Exercise requirements —
Substitute "quoted-passage" for "underlined-quote" in everything from the start of the records down to the line containing "column-divider xyxy=(769,391,772,2128)", and write out those lines again with nothing else changed.

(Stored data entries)
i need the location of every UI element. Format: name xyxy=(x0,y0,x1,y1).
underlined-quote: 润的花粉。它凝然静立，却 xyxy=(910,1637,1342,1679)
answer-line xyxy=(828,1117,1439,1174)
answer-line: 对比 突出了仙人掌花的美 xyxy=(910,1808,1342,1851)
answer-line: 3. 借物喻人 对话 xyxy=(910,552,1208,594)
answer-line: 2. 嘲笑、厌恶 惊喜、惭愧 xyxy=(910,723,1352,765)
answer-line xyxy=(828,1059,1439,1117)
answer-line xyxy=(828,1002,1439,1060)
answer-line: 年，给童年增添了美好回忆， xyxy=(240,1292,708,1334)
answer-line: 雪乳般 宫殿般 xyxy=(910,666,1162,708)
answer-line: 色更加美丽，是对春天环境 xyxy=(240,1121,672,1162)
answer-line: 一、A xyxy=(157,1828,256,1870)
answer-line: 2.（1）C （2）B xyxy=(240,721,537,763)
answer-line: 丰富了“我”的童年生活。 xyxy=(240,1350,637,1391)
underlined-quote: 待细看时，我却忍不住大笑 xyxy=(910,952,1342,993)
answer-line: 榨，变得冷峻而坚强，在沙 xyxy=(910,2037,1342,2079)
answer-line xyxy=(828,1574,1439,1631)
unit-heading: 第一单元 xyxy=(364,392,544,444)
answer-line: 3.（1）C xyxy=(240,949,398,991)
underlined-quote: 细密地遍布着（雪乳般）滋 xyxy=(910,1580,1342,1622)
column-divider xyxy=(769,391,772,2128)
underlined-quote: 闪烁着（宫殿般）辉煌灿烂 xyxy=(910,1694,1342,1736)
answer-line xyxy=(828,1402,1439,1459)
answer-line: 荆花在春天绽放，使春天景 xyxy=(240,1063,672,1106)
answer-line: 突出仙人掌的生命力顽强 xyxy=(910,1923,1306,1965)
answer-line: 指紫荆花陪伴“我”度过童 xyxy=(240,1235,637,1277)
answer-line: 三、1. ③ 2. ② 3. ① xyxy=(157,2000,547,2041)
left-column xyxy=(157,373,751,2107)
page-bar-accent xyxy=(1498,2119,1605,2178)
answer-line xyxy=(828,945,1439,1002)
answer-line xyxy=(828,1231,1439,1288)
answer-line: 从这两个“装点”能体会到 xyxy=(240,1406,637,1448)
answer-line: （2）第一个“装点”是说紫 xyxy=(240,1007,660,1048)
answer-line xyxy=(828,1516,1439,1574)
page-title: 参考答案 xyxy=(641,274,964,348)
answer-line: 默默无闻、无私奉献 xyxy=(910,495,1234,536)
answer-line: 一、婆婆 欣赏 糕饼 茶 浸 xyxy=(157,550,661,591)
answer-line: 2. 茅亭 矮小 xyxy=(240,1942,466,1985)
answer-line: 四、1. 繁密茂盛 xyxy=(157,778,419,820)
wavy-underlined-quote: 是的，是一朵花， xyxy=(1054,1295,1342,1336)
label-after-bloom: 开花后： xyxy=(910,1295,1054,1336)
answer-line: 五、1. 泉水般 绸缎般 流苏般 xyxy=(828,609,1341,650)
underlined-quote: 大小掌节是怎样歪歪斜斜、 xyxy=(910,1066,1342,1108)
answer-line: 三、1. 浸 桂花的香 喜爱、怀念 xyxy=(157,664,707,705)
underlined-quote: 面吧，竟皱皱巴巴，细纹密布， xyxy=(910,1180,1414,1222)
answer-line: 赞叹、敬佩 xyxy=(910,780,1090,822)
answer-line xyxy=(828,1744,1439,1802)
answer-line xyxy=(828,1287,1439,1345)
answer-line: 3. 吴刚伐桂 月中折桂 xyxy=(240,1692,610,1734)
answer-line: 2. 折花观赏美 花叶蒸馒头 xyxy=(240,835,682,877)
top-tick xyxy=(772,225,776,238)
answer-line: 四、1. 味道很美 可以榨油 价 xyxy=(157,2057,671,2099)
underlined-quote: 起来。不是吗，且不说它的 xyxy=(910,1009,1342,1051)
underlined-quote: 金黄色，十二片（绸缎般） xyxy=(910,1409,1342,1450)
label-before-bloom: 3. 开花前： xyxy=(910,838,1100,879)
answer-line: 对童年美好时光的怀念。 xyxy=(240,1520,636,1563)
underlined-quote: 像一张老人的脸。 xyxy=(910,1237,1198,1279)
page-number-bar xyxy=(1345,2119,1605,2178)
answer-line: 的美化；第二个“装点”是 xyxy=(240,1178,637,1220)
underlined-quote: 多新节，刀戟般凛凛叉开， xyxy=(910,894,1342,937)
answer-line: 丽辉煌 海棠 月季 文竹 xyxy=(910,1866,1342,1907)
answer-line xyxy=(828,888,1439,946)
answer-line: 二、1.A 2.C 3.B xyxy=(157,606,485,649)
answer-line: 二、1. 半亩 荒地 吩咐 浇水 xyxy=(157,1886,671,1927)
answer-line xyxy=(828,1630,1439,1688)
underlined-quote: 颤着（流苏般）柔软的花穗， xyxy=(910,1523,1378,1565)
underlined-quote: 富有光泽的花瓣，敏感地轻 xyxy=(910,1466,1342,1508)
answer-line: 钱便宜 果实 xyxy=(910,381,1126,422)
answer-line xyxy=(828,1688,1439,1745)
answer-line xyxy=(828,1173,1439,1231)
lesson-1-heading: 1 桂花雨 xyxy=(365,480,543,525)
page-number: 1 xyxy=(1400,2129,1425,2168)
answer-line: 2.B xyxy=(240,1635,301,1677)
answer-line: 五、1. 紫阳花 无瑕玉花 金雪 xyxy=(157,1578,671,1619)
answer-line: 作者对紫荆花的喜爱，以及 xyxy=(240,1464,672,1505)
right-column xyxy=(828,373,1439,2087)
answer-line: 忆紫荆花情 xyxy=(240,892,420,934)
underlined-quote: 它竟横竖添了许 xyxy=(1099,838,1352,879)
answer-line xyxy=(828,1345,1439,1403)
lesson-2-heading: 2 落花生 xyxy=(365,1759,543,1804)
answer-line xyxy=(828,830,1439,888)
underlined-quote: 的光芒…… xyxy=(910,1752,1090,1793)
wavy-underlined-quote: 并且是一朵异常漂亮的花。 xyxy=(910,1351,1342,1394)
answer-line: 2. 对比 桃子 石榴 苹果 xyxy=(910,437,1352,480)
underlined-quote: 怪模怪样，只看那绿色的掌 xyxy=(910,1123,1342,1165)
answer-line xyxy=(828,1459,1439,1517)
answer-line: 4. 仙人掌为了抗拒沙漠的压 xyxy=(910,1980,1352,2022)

Problem solution —
i need the location of every UI element. Format: name xyxy=(x0,y0,x1,y1).
quoted-passage: 润的花粉。它凝然静立，却 xyxy=(910,1637,1342,1679)
answer-line xyxy=(828,1117,1439,1174)
answer-line: 对比 突出了仙人掌花的美 xyxy=(910,1808,1342,1851)
answer-line: 3. 借物喻人 对话 xyxy=(910,552,1208,594)
answer-line: 2. 嘲笑、厌恶 惊喜、惭愧 xyxy=(910,723,1352,765)
answer-line xyxy=(828,1059,1439,1117)
answer-line xyxy=(828,1002,1439,1060)
answer-line: 年，给童年增添了美好回忆， xyxy=(240,1292,708,1334)
answer-line: 雪乳般 宫殿般 xyxy=(910,666,1162,708)
answer-line: 色更加美丽，是对春天环境 xyxy=(240,1121,672,1162)
answer-line: 一、A xyxy=(157,1828,256,1870)
answer-line: 2.（1）C （2）B xyxy=(240,721,537,763)
answer-line: 丰富了“我”的童年生活。 xyxy=(240,1350,637,1391)
quoted-passage: 待细看时，我却忍不住大笑 xyxy=(910,952,1342,993)
answer-line: 榨，变得冷峻而坚强，在沙 xyxy=(910,2037,1342,2079)
answer-line xyxy=(828,1574,1439,1631)
unit-heading: 第一单元 xyxy=(364,392,544,444)
answer-line: 3.（1）C xyxy=(240,949,398,991)
quoted-passage: 细密地遍布着（雪乳般）滋 xyxy=(910,1580,1342,1622)
column-divider xyxy=(769,391,772,2128)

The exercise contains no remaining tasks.